§ Requirement:
Please repeat all of the listing exactly.

# # # #

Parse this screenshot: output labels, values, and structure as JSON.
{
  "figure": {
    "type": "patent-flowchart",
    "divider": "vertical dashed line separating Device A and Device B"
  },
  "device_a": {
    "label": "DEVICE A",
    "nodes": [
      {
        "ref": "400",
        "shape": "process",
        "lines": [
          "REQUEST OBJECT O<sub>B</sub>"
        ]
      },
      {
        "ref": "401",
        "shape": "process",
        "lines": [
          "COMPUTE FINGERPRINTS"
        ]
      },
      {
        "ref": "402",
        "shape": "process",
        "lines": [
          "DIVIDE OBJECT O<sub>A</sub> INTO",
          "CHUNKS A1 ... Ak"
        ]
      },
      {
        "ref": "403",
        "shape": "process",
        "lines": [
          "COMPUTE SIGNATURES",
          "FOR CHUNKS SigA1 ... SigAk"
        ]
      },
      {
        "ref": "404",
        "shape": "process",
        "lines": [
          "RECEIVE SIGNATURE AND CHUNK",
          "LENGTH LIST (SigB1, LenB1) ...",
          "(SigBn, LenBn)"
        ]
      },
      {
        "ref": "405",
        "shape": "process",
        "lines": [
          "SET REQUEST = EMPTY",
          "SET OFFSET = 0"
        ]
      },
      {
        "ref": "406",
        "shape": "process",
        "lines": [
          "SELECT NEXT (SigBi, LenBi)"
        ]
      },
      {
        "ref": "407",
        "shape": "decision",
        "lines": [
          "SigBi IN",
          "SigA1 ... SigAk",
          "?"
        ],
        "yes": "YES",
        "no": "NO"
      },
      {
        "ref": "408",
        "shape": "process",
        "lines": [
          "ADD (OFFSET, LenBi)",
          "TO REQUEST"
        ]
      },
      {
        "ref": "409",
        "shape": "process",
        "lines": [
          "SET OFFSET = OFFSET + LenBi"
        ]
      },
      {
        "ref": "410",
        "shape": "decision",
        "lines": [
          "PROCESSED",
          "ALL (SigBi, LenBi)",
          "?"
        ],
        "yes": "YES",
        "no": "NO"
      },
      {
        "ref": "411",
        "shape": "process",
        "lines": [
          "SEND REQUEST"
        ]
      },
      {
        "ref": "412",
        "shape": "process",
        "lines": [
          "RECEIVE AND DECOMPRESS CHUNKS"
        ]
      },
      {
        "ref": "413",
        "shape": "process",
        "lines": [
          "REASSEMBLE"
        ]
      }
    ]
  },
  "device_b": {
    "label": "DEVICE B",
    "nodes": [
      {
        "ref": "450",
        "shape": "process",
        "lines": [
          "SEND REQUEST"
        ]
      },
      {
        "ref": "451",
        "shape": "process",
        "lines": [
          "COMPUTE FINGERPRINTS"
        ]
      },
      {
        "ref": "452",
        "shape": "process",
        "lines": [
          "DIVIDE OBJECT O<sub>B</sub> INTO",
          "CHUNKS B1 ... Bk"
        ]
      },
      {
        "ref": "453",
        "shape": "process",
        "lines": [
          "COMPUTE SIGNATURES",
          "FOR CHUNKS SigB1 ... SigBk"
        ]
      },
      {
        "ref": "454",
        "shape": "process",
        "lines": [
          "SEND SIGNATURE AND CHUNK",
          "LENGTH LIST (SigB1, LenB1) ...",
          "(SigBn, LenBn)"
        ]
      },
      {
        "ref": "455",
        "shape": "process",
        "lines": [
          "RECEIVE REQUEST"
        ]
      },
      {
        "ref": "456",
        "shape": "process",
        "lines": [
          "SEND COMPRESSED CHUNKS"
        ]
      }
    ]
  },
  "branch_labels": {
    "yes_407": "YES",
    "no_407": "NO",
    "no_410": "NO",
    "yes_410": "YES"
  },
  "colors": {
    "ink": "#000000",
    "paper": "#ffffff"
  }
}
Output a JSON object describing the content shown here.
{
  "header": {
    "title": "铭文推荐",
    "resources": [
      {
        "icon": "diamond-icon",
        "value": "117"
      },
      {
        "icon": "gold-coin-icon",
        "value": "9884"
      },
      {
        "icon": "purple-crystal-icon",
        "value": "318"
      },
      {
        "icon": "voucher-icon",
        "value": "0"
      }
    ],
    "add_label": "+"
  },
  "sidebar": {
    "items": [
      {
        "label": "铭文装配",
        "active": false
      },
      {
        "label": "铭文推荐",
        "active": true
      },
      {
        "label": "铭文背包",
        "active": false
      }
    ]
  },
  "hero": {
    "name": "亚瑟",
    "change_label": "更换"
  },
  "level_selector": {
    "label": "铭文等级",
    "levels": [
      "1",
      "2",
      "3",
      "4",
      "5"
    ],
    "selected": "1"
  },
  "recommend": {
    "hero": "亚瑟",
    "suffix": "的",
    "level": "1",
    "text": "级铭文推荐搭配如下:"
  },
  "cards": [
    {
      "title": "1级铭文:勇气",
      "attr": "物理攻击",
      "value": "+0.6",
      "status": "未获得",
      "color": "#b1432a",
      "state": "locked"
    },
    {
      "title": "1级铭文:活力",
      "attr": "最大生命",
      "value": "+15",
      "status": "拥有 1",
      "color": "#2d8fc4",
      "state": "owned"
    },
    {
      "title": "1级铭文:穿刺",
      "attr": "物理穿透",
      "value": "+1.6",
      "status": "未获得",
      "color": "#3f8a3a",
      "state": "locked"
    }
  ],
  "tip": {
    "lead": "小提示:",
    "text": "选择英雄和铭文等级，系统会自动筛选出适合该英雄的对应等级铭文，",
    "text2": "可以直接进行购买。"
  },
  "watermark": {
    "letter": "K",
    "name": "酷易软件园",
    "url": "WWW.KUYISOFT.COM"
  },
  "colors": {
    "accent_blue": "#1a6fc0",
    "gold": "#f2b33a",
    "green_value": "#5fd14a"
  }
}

# # # #

§ Solution to this problem:
Parse this screenshot: output labels, values, and structure as JSON.
{
  "figure": {
    "type": "patent-flowchart",
    "divider": "vertical dashed line separating Device A and Device B"
  },
  "device_a": {
    "label": "DEVICE A",
    "nodes": [
      {
        "ref": "400",
        "shape": "process",
        "lines": [
          "REQUEST OBJECT O<sub>B</sub>"
        ]
      },
      {
        "ref": "401",
        "shape": "process",
        "lines": [
          "COMPUTE FINGERPRINTS"
        ]
      },
      {
        "ref": "402",
        "shape": "process",
        "lines": [
          "DIVIDE OBJECT O<sub>A</sub> INTO",
          "CHUNKS A1 ... Ak"
        ]
      },
      {
        "ref": "403",
        "shape": "process",
        "lines": [
          "COMPUTE SIGNATURES",
          "FOR CHUNKS SigA1 ... SigAk"
        ]
      },
      {
        "ref": "404",
        "shape": "process",
        "lines": [
          "RECEIVE SIGNATURE AND CHUNK",
          "LENGTH LIST (SigB1, LenB1) ...",
          "(SigBn, LenBn)"
        ]
      },
      {
        "ref": "405",
        "shape": "process",
        "lines": [
          "SET REQUEST = EMPTY",
          "SET OFFSET = 0"
        ]
      },
      {
        "ref": "406",
        "shape": "process",
        "lines": [
          "SELECT NEXT (SigBi, LenBi)"
        ]
      },
      {
        "ref": "407",
        "shape": "decision",
        "lines": [
          "SigBi IN",
          "SigA1 ... SigAk",
          "?"
        ],
        "yes": "YES",
        "no": "NO"
      },
      {
        "ref": "408",
        "shape": "process",
        "lines": [
          "ADD (OFFSET, LenBi)",
          "TO REQUEST"
        ]
      },
      {
        "ref": "409",
        "shape": "process",
        "lines": [
          "SET OFFSET = OFFSET + LenBi"
        ]
      },
      {
        "ref": "410",
        "shape": "decision",
        "lines": [
          "PROCESSED",
          "ALL (SigBi, LenBi)",
          "?"
        ],
        "yes": "YES",
        "no": "NO"
      },
      {
        "ref": "411",
        "shape": "process",
        "lines": [
          "SEND REQUEST"
        ]
      },
      {
        "ref": "412",
        "shape": "process",
        "lines": [
          "RECEIVE AND DECOMPRESS CHUNKS"
        ]
      },
      {
        "ref": "413",
        "shape": "process",
        "lines": [
          "REASSEMBLE"
        ]
      }
    ]
  },
  "device_b": {
    "label": "DEVICE B",
    "nodes": [
      {
        "ref": "450",
        "shape": "process",
        "lines": [
          "SEND REQUEST"
        ]
      },
      {
        "ref": "451",
        "shape": "process",
        "lines": [
          "COMPUTE FINGERPRINTS"
        ]
      },
      {
        "ref": "452",
        "shape": "process",
        "lines": [
          "DIVIDE OBJECT O<sub>B</sub> INTO",
          "CHUNKS B1 ... Bk"
        ]
      },
      {
        "ref": "453",
        "shape": "process",
        "lines": [
          "COMPUTE SIGNATURES",
          "FOR CHUNKS SigB1 ... SigBk"
        ]
      },
      {
        "ref": "454",
        "shape": "process",
        "lines": [
          "SEND SIGNATURE AND CHUNK",
          "LENGTH LIST (SigB1, LenB1) ...",
          "(SigBn, LenBn)"
        ]
      },
      {
        "ref": "455",
        "shape": "process",
        "lines": [
          "RECEIVE REQUEST"
        ]
      },
      {
        "ref": "456",
        "shape": "process",
        "lines": [
          "SEND COMPRESSED CHUNKS"
        ]
      }
    ]
  },
  "branch_labels": {
    "yes_407": "YES",
    "no_407": "NO",
    "no_410": "NO",
    "yes_410": "YES"
  },
  "colors": {
    "ink": "#000000",
    "paper": "#ffffff"
  }
}
Output a JSON object describing the content shown here.
{
  "header": {
    "title": "铭文推荐",
    "resources": [
      {
        "icon": "diamond-icon",
        "value": "117"
      },
      {
        "icon": "gold-coin-icon",
        "value": "9884"
      },
      {
        "icon": "purple-crystal-icon",
        "value": "318"
      },
      {
        "icon": "voucher-icon",
        "value": "0"
      }
    ],
    "add_label": "+"
  },
  "sidebar": {
    "items": [
      {
        "label": "铭文装配",
        "active": false
      },
      {
        "label": "铭文推荐",
        "active": true
      },
      {
        "label": "铭文背包",
        "active": false
      }
    ]
  },
  "hero": {
    "name": "亚瑟",
    "change_label": "更换"
  },
  "level_selector": {
    "label": "铭文等级",
    "levels": [
      "1",
      "2",
      "3",
      "4",
      "5"
    ],
    "selected": "1"
  },
  "recommend": {
    "hero": "亚瑟",
    "suffix": "的",
    "level": "1",
    "text": "级铭文推荐搭配如下:"
  },
  "cards": [
    {
      "title": "1级铭文:勇气",
      "attr": "物理攻击",
      "value": "+0.6",
      "status": "未获得",
      "color": "#b1432a",
      "state": "locked"
    },
    {
      "title": "1级铭文:活力",
      "attr": "最大生命",
      "value": "+15",
      "status": "拥有 1",
      "color": "#2d8fc4",
      "state": "owned"
    },
    {
      "title": "1级铭文:穿刺",
      "attr": "物理穿透",
      "value": "+1.6",
      "status": "未获得",
      "color": "#3f8a3a",
      "state": "locked"
    }
  ],
  "tip": {
    "lead": "小提示:",
    "text": "选择英雄和铭文等级，系统会自动筛选出适合该英雄的对应等级铭文，",
    "text2": "可以直接进行购买。"
  },
  "watermark": {
    "letter": "K",
    "name": "酷易软件园",
    "url": "WWW.KUYISOFT.COM"
  },
  "colors": {
    "accent_blue": "#1a6fc0",
    "gold": "#f2b33a",
    "green_value": "#5fd14a"
  }
}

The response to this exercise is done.